## What the exercise asks:
Could you give the lines below as a JSON list of strings, one string per line, with blank lines left out and no pictures included?

** START Records supplied **

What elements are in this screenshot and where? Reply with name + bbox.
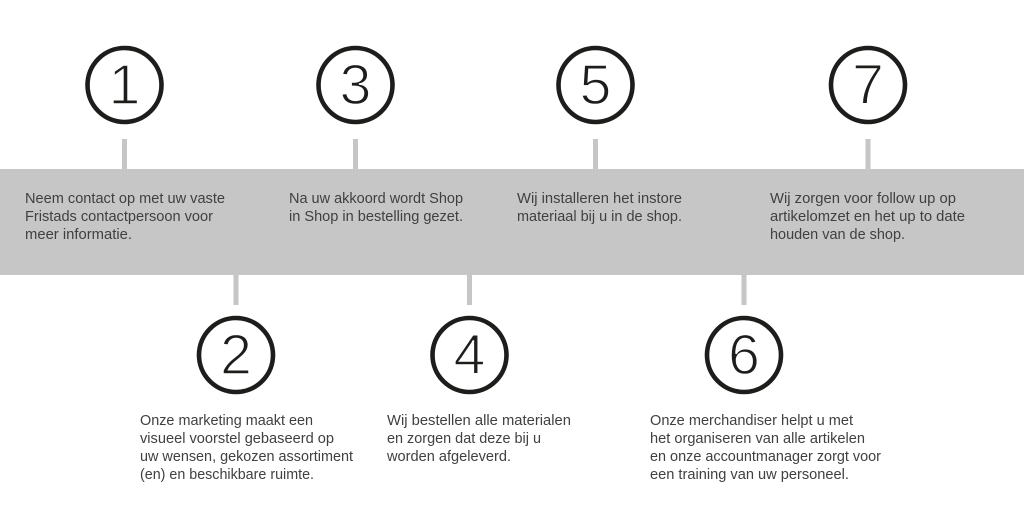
text 4: en zorgen dat deze bij u (387, 431, 541, 447)
connector 5 (593, 139, 598, 169)
text 1: Fristads contactpersoon voor (25, 209, 213, 225)
text 6: en onze accountmanager zorgt voor (650, 449, 881, 465)
text 1: Neem contact op met uw vaste (25, 191, 225, 207)
number circle 4: 4 (454, 323, 485, 387)
text 3: Na uw akkoord wordt Shop (289, 191, 463, 207)
number circle 4 (432, 318, 506, 392)
text 2: (en) en beschikbare ruimte. (140, 467, 314, 483)
step 4 (386, 275, 571, 465)
text 5: Wij installeren het instore (517, 191, 682, 207)
number circle 5: 5 (580, 53, 611, 117)
text 7: houden van de shop. (770, 227, 905, 243)
connector 1 (122, 139, 127, 169)
text 5: materiaal bij u in de shop. (517, 209, 682, 225)
text 4: worden afgeleverd. (386, 449, 511, 465)
step 6 (650, 275, 881, 483)
connector 2 (234, 275, 238, 305)
number circle 6 (707, 318, 781, 392)
step 2 (140, 275, 353, 483)
number circle 2 (199, 318, 273, 392)
text 4: Wij bestellen alle materialen (387, 413, 571, 429)
text 1: meer informatie. (25, 227, 132, 243)
text 7 (770, 191, 965, 243)
number circle 1 (88, 48, 162, 122)
text 2: Onze marketing maakt een (140, 413, 313, 429)
number circle 7: 7 (852, 53, 884, 117)
text 4 (386, 413, 571, 465)
text 3 (289, 191, 463, 225)
number circle 6: 6 (728, 323, 760, 387)
step 7 (770, 48, 965, 243)
text 2: visueel voorstel gebaseerd op (140, 431, 334, 447)
connector 4 (467, 275, 472, 305)
step 5 (517, 48, 682, 225)
grey band (0, 169, 1024, 275)
step 1 (25, 48, 225, 243)
number circle 5 (558, 48, 632, 122)
number circle 7 (831, 48, 905, 122)
text 3: in Shop in bestelling gezet. (289, 209, 463, 225)
text 2 (140, 413, 353, 483)
text 1 (25, 191, 225, 243)
text 7: Wij zorgen voor follow up op (770, 191, 956, 207)
number circle 1: 1 (109, 53, 140, 117)
step 3 (289, 48, 463, 225)
connector 7 (866, 139, 870, 169)
text 6: het organiseren van alle artikelen (650, 431, 865, 447)
text 6 (650, 413, 881, 483)
number circle 3: 3 (340, 53, 371, 117)
text 2: uw wensen, gekozen assortiment (140, 449, 353, 465)
connector 6 (742, 275, 746, 305)
number circle 3 (318, 48, 392, 122)
text 7: artikelomzet en het up to date (770, 209, 965, 225)
text 5 (517, 191, 682, 225)
text 6: een training van uw personeel. (650, 467, 849, 483)
number circle 2: 2 (220, 323, 252, 387)
connector 3 (353, 139, 358, 169)
text 6: Onze merchandiser helpt u met (650, 413, 853, 429)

** END Records supplied **

## Final result:
[
  "What elements are in this screenshot and where? Reply with name + bbox.",
  "text 4: en zorgen dat deze bij u (387, 431, 541, 447)",
  "connector 5 (593, 139, 598, 169)",
  "text 1: Fristads contactpersoon voor (25, 209, 213, 225)",
  "text 6: en onze accountmanager zorgt voor (650, 449, 881, 465)",
  "text 1: Neem contact op met uw vaste (25, 191, 225, 207)",
  "number circle 4: 4 (454, 323, 485, 387)",
  "text 3: Na uw akkoord wordt Shop (289, 191, 463, 207)",
  "number circle 4 (432, 318, 506, 392)",
  "text 2: (en) en beschikbare ruimte. (140, 467, 314, 483)",
  "step 4 (386, 275, 571, 465)",
  "text 5: Wij installeren het instore (517, 191, 682, 207)",
  "number circle 5: 5 (580, 53, 611, 117)",
  "text 7: houden van de shop. (770, 227, 905, 243)",
  "connector 1 (122, 139, 127, 169)",
  "text 5: materiaal bij u in de shop. (517, 209, 682, 225)",
  "text 4: worden afgeleverd. (386, 449, 511, 465)",
  "step 6 (650, 275, 881, 483)",
  "connector 2 (234, 275, 238, 305)",
  "number circle 6 (707, 318, 781, 392)",
  "step 2 (140, 275, 353, 483)",
  "number circle 2 (199, 318, 273, 392)",
  "text 4: Wij bestellen alle materialen (387, 413, 571, 429)",
  "text 1: meer informatie. (25, 227, 132, 243)",
  "text 7 (770, 191, 965, 243)",
  "number circle 1 (88, 48, 162, 122)",
  "text 2: Onze marketing maakt een (140, 413, 313, 429)",
  "number circle 7: 7 (852, 53, 884, 117)",
  "text 4 (386, 413, 571, 465)",
  "text 3 (289, 191, 463, 225)",
  "number circle 6: 6 (728, 323, 760, 387)",
  "step 7 (770, 48, 965, 243)",
  "text 2: visueel voorstel gebaseerd op (140, 431, 334, 447)",
  "connector 4 (467, 275, 472, 305)",
  "step 5 (517, 48, 682, 225)",
  "grey band (0, 169, 1024, 275)",
  "step 1 (25, 48, 225, 243)",
  "number circle 5 (558, 48, 632, 122)",
  "number circle 7 (831, 48, 905, 122)",
  "text 3: in Shop in bestelling gezet. (289, 209, 463, 225)",
  "text 2 (140, 413, 353, 483)",
  "text 1 (25, 191, 225, 243)",
  "text 7: Wij zorgen voor follow up op (770, 191, 956, 207)",
  "number circle 1: 1 (109, 53, 140, 117)",
  "step 3 (289, 48, 463, 225)",
  "connector 7 (866, 139, 870, 169)",
  "text 6: het organiseren van alle artikelen (650, 431, 865, 447)",
  "text 6 (650, 413, 881, 483)",
  "number circle 3: 3 (340, 53, 371, 117)",
  "text 2: uw wensen, gekozen assortiment (140, 449, 353, 465)",
  "connector 6 (742, 275, 746, 305)",
  "number circle 3 (318, 48, 392, 122)",
  "text 7: artikelomzet en het up to date (770, 209, 965, 225)",
  "text 5 (517, 191, 682, 225)",
  "text 6: een training van uw personeel. (650, 467, 849, 483)",
  "number circle 2: 2 (220, 323, 252, 387)",
  "connector 3 (353, 139, 358, 169)",
  "text 6: Onze merchandiser helpt u met (650, 413, 853, 429)"
]